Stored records
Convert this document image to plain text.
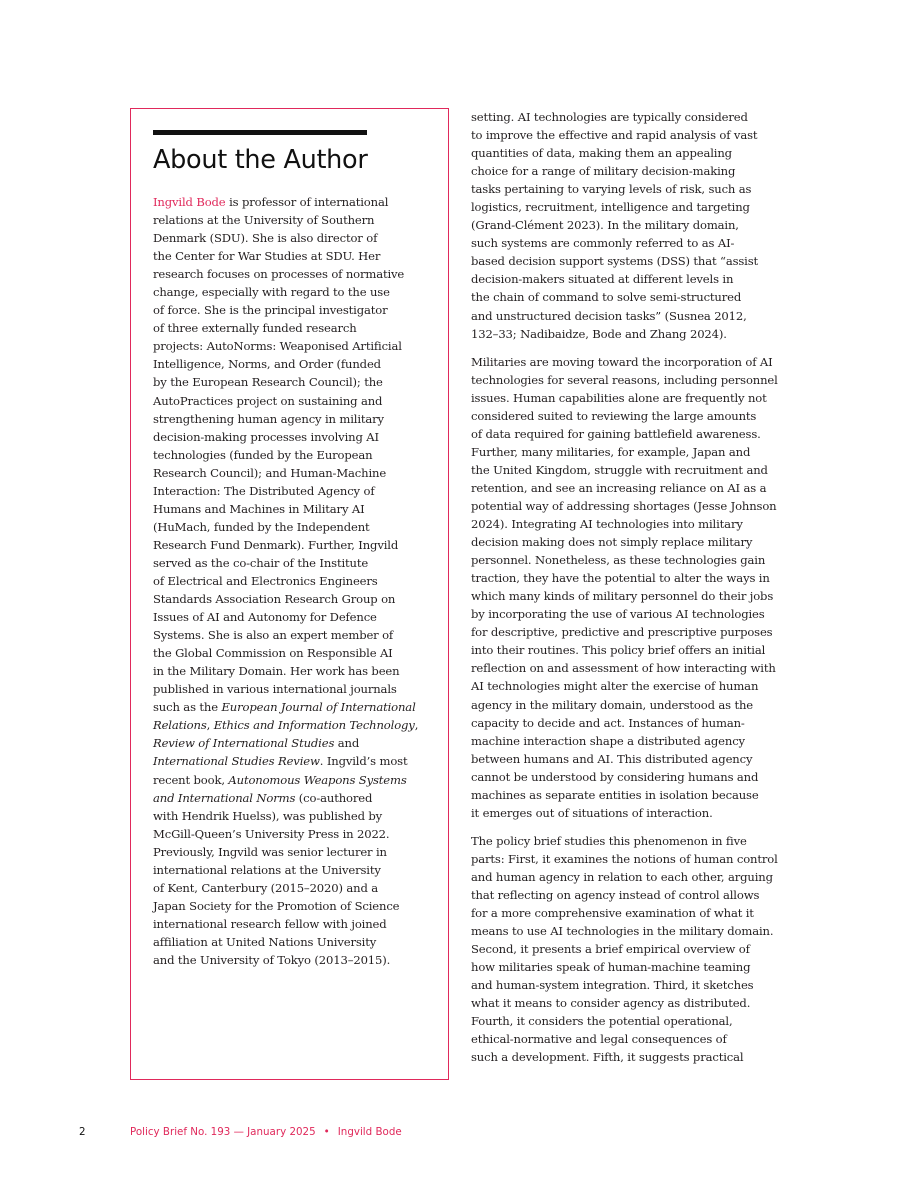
About the Author
Ingvild Bode is professor of international
relations at the University of Southern
Denmark (SDU). She is also director of
the Center for War Studies at SDU. Her
research focuses on processes of normative
change, especially with regard to the use
of force. She is the principal investigator
of three externally funded research
projects: AutoNorms: Weaponised Artificial
Intelligence, Norms, and Order (funded
by the European Research Council); the
AutoPractices project on sustaining and
strengthening human agency in military
decision-making processes involving AI
technologies (funded by the European
Research Council); and Human-Machine
Interaction: The Distributed Agency of
Humans and Machines in Military AI
(HuMach, funded by the Independent
Research Fund Denmark). Further, Ingvild
served as the co-chair of the Institute
of Electrical and Electronics Engineers
Standards Association Research Group on
Issues of AI and Autonomy for Defence
Systems. She is also an expert member of
the Global Commission on Responsible AI
in the Military Domain. Her work has been
published in various international journals
such as the European Journal of International
Relations, Ethics and Information Technology,
Review of International Studies and
International Studies Review. Ingvild’s most
recent book, Autonomous Weapons Systems
and International Norms (co-authored
with Hendrik Huelss), was published by
McGill-Queen’s University Press in 2022.
Previously, Ingvild was senior lecturer in
international relations at the University
of Kent, Canterbury (2015–2020) and a
Japan Society for the Promotion of Science
international research fellow with joined
affiliation at United Nations University
and the University of Tokyo (2013–2015).

setting. AI technologies are typically considered
to improve the effective and rapid analysis of vast
quantities of data, making them an appealing
choice for a range of military decision-making
tasks pertaining to varying levels of risk, such as
logistics, recruitment, intelligence and targeting
(Grand-Clément 2023). In the military domain,
such systems are commonly referred to as AI-
based decision support systems (DSS) that “assist
decision-makers situated at different levels in
the chain of command to solve semi-structured
and unstructured decision tasks” (Susnea 2012,
132–33; Nadibaidze, Bode and Zhang 2024).

Militaries are moving toward the incorporation of AI
technologies for several reasons, including personnel
issues. Human capabilities alone are frequently not
considered suited to reviewing the large amounts
of data required for gaining battlefield awareness.
Further, many militaries, for example, Japan and
the United Kingdom, struggle with recruitment and
retention, and see an increasing reliance on AI as a
potential way of addressing shortages (Jesse Johnson
2024). Integrating AI technologies into military
decision making does not simply replace military
personnel. Nonetheless, as these technologies gain
traction, they have the potential to alter the ways in
which many kinds of military personnel do their jobs
by incorporating the use of various AI technologies
for descriptive, predictive and prescriptive purposes
into their routines. This policy brief offers an initial
reflection on and assessment of how interacting with
AI technologies might alter the exercise of human
agency in the military domain, understood as the
capacity to decide and act. Instances of human-
machine interaction shape a distributed agency
between humans and AI. This distributed agency
cannot be understood by considering humans and
machines as separate entities in isolation because
it emerges out of situations of interaction.

The policy brief studies this phenomenon in five
parts: First, it examines the notions of human control
and human agency in relation to each other, arguing
that reflecting on agency instead of control allows
for a more comprehensive examination of what it
means to use AI technologies in the military domain.
Second, it presents a brief empirical overview of
how militaries speak of human-machine teaming
and human-system integration. Third, it sketches
what it means to consider agency as distributed.
Fourth, it considers the potential operational,
ethical-normative and legal consequences of
such a development. Fifth, it suggests practical

2	Policy Brief No. 193 — January 2025 • Ingvild Bode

### Given exercise:
Scan the listing above and copy all lines containing the word "Bode".

### Answer to the problem:
Ingvild Bode is professor of international
132–33; Nadibaidze, Bode and Zhang 2024).
2	Policy Brief No. 193 — January 2025 • Ingvild Bode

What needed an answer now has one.